— START OF Given entries —
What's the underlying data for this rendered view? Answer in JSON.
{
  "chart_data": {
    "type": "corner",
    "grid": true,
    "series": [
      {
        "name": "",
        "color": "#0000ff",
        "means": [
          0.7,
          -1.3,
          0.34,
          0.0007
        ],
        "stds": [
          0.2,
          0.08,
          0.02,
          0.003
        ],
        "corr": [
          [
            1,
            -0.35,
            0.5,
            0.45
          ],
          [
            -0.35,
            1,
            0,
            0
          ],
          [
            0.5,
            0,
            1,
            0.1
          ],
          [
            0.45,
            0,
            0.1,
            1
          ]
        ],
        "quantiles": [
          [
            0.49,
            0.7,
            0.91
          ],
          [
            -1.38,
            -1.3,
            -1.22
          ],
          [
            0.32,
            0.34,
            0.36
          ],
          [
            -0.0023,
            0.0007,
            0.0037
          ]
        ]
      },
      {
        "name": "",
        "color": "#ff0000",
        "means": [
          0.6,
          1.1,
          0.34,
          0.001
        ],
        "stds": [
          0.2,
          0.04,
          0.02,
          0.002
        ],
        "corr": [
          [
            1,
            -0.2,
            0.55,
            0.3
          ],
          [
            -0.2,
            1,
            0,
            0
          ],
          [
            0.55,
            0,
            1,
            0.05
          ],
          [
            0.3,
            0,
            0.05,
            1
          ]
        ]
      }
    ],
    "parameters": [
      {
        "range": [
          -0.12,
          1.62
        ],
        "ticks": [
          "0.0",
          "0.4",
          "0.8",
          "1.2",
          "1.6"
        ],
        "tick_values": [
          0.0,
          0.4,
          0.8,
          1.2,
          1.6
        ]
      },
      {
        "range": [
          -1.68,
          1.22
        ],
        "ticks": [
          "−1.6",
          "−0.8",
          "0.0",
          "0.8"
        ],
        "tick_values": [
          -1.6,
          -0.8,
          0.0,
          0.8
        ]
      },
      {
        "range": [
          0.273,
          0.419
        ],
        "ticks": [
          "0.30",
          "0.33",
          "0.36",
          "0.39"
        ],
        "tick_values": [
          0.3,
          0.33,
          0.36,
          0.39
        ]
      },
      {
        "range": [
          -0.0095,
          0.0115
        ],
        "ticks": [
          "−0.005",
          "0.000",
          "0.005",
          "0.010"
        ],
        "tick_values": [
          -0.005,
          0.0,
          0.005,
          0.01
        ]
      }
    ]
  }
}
— END OF Given entries —
Transcribe all entries exactly as they are given.

What's the underlying data for this rendered view? Answer in JSON.
{
  "chart_data": {
    "type": "corner",
    "grid": true,
    "series": [
      {
        "name": "",
        "color": "#0000ff",
        "means": [
          0.7,
          -1.3,
          0.34,
          0.0007
        ],
        "stds": [
          0.2,
          0.08,
          0.02,
          0.003
        ],
        "corr": [
          [
            1,
            -0.35,
            0.5,
            0.45
          ],
          [
            -0.35,
            1,
            0,
            0
          ],
          [
            0.5,
            0,
            1,
            0.1
          ],
          [
            0.45,
            0,
            0.1,
            1
          ]
        ],
        "quantiles": [
          [
            0.49,
            0.7,
            0.91
          ],
          [
            -1.38,
            -1.3,
            -1.22
          ],
          [
            0.32,
            0.34,
            0.36
          ],
          [
            -0.0023,
            0.0007,
            0.0037
          ]
        ]
      },
      {
        "name": "",
        "color": "#ff0000",
        "means": [
          0.6,
          1.1,
          0.34,
          0.001
        ],
        "stds": [
          0.2,
          0.04,
          0.02,
          0.002
        ],
        "corr": [
          [
            1,
            -0.2,
            0.55,
            0.3
          ],
          [
            -0.2,
            1,
            0,
            0
          ],
          [
            0.55,
            0,
            1,
            0.05
          ],
          [
            0.3,
            0,
            0.05,
            1
          ]
        ]
      }
    ],
    "parameters": [
      {
        "range": [
          -0.12,
          1.62
        ],
        "ticks": [
          "0.0",
          "0.4",
          "0.8",
          "1.2",
          "1.6"
        ],
        "tick_values": [
          0.0,
          0.4,
          0.8,
          1.2,
          1.6
        ]
      },
      {
        "range": [
          -1.68,
          1.22
        ],
        "ticks": [
          "−1.6",
          "−0.8",
          "0.0",
          "0.8"
        ],
        "tick_values": [
          -1.6,
          -0.8,
          0.0,
          0.8
        ]
      },
      {
        "range": [
          0.273,
          0.419
        ],
        "ticks": [
          "0.30",
          "0.33",
          "0.36",
          "0.39"
        ],
        "tick_values": [
          0.3,
          0.33,
          0.36,
          0.39
        ]
      },
      {
        "range": [
          -0.0095,
          0.0115
        ],
        "ticks": [
          "−0.005",
          "0.000",
          "0.005",
          "0.010"
        ],
        "tick_values": [
          -0.005,
          0.0,
          0.005,
          0.01
        ]
      }
    ]
  }
}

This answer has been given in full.